*ROWS:*
*****
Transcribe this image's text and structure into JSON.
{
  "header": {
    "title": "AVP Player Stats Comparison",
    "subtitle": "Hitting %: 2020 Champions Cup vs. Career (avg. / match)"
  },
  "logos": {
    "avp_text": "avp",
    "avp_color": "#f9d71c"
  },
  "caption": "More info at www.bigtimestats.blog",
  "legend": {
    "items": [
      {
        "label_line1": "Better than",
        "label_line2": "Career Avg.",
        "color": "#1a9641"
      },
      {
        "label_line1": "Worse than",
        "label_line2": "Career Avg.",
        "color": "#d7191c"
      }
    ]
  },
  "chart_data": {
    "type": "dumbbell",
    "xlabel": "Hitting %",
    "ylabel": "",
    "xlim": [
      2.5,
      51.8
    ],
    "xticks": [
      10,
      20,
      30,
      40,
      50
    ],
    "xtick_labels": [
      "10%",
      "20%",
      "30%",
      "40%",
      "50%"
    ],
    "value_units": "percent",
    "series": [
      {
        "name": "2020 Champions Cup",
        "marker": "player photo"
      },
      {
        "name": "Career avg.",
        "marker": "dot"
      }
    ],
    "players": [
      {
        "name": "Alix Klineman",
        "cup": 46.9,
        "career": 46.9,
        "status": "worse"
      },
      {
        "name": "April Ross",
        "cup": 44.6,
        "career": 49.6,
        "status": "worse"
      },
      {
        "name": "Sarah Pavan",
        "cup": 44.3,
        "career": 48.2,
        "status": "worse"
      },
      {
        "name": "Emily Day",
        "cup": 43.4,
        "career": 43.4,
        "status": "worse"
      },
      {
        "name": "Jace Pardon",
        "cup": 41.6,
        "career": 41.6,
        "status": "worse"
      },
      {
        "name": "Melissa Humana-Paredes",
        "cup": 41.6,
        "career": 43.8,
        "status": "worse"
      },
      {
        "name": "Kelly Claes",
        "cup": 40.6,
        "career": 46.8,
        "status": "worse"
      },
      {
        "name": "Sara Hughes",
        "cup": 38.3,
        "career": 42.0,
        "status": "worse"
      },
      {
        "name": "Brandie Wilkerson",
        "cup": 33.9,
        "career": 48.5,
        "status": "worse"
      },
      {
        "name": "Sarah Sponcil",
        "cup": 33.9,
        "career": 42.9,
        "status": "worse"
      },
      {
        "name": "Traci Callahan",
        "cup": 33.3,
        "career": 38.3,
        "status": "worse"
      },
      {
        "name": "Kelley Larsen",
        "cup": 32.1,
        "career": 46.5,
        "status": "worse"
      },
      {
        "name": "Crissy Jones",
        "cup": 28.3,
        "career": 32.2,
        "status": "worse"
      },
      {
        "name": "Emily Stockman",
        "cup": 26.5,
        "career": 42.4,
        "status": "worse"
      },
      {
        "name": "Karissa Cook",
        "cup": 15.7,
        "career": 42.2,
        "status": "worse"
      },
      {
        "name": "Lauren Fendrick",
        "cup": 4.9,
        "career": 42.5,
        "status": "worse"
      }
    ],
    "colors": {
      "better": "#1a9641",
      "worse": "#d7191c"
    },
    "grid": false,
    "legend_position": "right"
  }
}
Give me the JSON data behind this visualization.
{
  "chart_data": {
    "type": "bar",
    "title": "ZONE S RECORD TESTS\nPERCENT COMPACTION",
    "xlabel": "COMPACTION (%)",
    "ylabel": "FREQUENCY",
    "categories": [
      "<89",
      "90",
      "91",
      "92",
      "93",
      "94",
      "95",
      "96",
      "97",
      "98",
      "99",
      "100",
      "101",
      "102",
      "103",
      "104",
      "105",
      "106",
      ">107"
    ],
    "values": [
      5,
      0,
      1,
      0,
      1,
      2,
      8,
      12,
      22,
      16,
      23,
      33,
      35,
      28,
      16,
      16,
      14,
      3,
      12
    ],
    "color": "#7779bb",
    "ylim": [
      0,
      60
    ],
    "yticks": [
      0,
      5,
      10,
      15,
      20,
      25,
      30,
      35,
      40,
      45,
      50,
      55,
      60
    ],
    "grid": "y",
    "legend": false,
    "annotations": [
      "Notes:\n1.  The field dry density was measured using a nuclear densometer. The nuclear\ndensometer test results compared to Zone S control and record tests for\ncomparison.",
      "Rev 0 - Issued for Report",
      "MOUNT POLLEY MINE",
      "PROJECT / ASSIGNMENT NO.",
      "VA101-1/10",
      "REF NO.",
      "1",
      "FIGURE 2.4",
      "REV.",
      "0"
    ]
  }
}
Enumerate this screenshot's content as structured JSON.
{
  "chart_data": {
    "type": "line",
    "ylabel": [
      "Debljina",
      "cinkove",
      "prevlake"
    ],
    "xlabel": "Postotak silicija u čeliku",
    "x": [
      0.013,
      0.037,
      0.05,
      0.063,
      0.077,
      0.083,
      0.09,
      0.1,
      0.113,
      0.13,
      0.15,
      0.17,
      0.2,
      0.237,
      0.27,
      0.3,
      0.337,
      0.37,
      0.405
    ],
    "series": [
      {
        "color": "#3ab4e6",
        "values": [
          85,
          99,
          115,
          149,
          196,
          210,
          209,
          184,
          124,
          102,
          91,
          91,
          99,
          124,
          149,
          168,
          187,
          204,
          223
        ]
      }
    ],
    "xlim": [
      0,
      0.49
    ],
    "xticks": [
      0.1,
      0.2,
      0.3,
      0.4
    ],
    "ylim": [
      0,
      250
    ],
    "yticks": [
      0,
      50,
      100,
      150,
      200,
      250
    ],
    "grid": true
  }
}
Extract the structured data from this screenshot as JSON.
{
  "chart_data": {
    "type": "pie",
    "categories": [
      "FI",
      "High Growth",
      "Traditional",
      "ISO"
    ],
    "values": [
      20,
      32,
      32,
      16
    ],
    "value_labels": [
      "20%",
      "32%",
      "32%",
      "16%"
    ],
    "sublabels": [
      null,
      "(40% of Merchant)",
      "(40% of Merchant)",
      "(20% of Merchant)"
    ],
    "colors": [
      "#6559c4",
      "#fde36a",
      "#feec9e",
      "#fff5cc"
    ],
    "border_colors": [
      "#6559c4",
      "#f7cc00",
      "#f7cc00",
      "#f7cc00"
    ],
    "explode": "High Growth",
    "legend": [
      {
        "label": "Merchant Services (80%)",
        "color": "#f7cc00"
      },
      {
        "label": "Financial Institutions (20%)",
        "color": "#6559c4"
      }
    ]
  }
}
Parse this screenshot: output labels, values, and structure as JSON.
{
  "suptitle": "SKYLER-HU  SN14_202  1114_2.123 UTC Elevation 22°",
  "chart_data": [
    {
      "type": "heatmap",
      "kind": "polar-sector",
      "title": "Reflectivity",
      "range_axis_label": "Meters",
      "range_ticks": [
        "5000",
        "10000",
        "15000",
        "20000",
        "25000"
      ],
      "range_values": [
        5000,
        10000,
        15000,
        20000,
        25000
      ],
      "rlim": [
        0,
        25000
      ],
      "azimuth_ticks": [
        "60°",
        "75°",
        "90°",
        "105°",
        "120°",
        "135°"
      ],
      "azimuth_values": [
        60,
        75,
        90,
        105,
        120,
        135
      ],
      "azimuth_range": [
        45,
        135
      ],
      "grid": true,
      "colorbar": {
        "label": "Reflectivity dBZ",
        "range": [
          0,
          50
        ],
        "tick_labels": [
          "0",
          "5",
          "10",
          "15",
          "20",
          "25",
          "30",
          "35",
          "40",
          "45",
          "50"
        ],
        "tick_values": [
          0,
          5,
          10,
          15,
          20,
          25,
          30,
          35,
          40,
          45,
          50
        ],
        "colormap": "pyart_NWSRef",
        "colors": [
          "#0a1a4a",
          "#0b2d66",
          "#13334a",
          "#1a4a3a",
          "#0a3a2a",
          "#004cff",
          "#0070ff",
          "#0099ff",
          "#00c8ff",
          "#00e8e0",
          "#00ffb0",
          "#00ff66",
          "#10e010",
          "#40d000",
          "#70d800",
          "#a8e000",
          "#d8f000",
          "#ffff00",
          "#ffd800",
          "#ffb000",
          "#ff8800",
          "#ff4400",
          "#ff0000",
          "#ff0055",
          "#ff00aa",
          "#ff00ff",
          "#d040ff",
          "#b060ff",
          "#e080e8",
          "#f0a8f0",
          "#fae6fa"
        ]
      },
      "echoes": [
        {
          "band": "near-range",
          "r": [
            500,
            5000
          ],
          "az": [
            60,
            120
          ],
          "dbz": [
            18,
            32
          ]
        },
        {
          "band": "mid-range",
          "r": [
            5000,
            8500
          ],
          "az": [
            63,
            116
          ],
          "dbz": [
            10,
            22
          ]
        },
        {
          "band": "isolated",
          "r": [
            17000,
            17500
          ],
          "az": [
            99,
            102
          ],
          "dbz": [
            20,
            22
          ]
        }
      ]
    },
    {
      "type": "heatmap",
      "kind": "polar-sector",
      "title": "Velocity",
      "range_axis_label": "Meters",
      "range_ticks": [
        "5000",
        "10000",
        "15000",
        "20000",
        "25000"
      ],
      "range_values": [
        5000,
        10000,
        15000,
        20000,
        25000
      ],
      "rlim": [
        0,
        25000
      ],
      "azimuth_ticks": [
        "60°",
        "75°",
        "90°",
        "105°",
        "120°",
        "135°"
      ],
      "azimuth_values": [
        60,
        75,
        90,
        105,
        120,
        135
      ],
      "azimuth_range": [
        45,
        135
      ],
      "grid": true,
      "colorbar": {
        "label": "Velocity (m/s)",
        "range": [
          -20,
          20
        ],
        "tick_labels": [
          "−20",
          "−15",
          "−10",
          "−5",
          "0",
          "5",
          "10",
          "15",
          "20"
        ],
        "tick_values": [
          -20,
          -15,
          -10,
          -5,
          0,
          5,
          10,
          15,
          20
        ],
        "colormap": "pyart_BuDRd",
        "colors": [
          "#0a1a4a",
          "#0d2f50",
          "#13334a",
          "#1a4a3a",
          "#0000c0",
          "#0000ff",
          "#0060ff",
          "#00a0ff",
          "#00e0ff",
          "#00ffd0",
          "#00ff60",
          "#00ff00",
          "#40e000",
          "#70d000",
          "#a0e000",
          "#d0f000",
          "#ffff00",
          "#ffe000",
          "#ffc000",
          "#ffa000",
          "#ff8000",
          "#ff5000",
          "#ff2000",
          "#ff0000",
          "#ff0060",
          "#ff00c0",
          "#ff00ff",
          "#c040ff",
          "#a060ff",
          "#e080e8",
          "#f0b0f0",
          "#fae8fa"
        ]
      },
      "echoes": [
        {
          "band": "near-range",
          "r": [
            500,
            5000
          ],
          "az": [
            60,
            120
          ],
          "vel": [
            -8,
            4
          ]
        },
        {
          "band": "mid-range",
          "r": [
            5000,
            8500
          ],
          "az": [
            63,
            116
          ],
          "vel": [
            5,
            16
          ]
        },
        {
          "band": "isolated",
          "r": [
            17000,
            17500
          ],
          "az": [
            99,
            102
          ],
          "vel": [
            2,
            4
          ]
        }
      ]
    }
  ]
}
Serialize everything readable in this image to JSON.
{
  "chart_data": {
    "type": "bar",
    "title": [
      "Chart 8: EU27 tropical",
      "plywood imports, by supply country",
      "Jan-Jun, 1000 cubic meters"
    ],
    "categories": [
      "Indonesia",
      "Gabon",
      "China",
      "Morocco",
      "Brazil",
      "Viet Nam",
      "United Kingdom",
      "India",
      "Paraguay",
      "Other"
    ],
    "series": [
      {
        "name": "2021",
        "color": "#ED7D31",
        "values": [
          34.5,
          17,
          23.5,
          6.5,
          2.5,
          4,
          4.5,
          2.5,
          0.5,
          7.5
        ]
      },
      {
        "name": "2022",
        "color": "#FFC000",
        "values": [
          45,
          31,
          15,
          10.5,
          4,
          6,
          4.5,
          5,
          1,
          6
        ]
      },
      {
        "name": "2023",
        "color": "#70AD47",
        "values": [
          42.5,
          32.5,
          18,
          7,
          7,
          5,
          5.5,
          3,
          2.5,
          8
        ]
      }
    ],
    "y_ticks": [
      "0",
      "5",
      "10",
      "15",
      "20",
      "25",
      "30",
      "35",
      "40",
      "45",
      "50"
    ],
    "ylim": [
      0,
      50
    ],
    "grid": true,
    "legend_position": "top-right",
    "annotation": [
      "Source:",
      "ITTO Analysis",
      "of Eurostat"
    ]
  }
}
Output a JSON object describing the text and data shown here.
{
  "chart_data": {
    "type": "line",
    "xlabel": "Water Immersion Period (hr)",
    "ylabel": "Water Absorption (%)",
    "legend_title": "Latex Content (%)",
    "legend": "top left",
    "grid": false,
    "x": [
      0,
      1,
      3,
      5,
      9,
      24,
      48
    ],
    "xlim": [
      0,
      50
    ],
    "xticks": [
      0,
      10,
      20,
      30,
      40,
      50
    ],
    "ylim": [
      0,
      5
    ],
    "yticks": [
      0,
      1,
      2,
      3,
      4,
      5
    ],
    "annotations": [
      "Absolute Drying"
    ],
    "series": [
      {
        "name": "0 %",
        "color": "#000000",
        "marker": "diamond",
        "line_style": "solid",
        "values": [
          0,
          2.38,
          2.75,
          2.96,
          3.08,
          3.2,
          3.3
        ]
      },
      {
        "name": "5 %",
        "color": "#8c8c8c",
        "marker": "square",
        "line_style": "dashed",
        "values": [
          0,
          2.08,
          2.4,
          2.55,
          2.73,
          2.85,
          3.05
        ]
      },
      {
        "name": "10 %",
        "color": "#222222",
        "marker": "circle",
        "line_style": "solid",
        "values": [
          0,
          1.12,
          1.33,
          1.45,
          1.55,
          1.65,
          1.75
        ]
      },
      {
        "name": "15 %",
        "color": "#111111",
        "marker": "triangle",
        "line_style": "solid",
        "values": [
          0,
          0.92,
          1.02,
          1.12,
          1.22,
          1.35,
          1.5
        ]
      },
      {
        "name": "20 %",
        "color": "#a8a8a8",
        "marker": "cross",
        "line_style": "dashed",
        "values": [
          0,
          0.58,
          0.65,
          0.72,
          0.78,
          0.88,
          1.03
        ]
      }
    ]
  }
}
*****
*WHAT IS NEEDED:* Your answer should be a single number: the count of lines in these records that hold the string "screenshot".

*EXPECTED ANSWER:* 3